### Data provided ###

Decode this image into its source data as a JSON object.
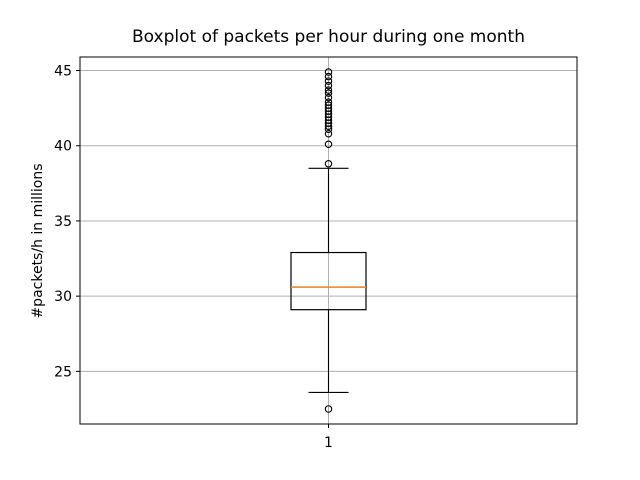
{
  "chart_data": {
    "type": "boxplot",
    "title": "Boxplot of packets per hour during one month",
    "xlabel": "",
    "ylabel": "#packets/h in millions",
    "categories": [
      "1"
    ],
    "yticks": [
      25,
      30,
      35,
      40,
      45
    ],
    "ylim": [
      21.5,
      45.9
    ],
    "grid": true,
    "legend": "none",
    "series": [
      {
        "name": "1",
        "q1": 29.1,
        "median": 30.6,
        "q3": 32.9,
        "whisker_low": 23.6,
        "whisker_high": 38.5,
        "outliers_low": [
          22.5
        ],
        "outliers_high": [
          38.8,
          40.1,
          40.8,
          41.1,
          41.3,
          41.5,
          41.7,
          41.9,
          42.1,
          42.3,
          42.5,
          42.7,
          42.9,
          43.2,
          43.5,
          43.7,
          44.0,
          44.3,
          44.6,
          44.9
        ]
      }
    ],
    "colors": {
      "median": "#ff7f0e",
      "grid": "#b0b0b0",
      "line": "#000000",
      "background": "#ffffff"
    }
  }
}
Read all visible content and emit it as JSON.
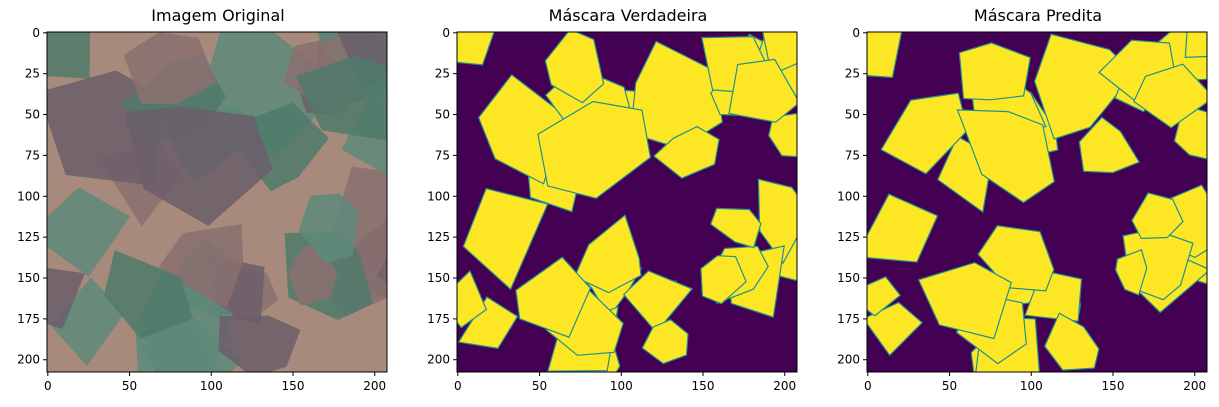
{
  "figure": {
    "panels": [
      {
        "title": "Imagem Original",
        "kind": "rgb-image"
      },
      {
        "title": "Máscara Verdadeira",
        "kind": "mask"
      },
      {
        "title": "Máscara Predita",
        "kind": "mask"
      }
    ]
  },
  "chart_data": [
    {
      "type": "heatmap",
      "title": "Imagem Original",
      "image_size": [
        208,
        208
      ],
      "xlim": [
        0,
        207
      ],
      "ylim": [
        207,
        0
      ],
      "xticks": [
        0,
        50,
        100,
        150,
        200
      ],
      "yticks": [
        0,
        25,
        50,
        75,
        100,
        125,
        150,
        175,
        200
      ],
      "palette": [
        "#a88a7c",
        "#4f7a6a",
        "#6b5e6a",
        "#8a7070",
        "#5e8a7a"
      ],
      "grid": false
    },
    {
      "type": "heatmap",
      "title": "Máscara Verdadeira",
      "image_size": [
        208,
        208
      ],
      "xlim": [
        0,
        207
      ],
      "ylim": [
        207,
        0
      ],
      "xticks": [
        0,
        50,
        100,
        150,
        200
      ],
      "yticks": [
        0,
        25,
        50,
        75,
        100,
        125,
        150,
        175,
        200
      ],
      "colormap": {
        "0": "#440154",
        "1": "#fde725",
        "edge": "#21918c"
      },
      "grid": false
    },
    {
      "type": "heatmap",
      "title": "Máscara Predita",
      "image_size": [
        208,
        208
      ],
      "xlim": [
        0,
        207
      ],
      "ylim": [
        207,
        0
      ],
      "xticks": [
        0,
        50,
        100,
        150,
        200
      ],
      "yticks": [
        0,
        25,
        50,
        75,
        100,
        125,
        150,
        175,
        200
      ],
      "colormap": {
        "0": "#440154",
        "1": "#fde725",
        "edge": "#21918c"
      },
      "grid": false
    }
  ]
}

###

Take each line containing the string "packets" and copy it out.

Full response
    "title": "Boxplot of packets per hour during one month",
    "ylabel": "#packets/h in millions",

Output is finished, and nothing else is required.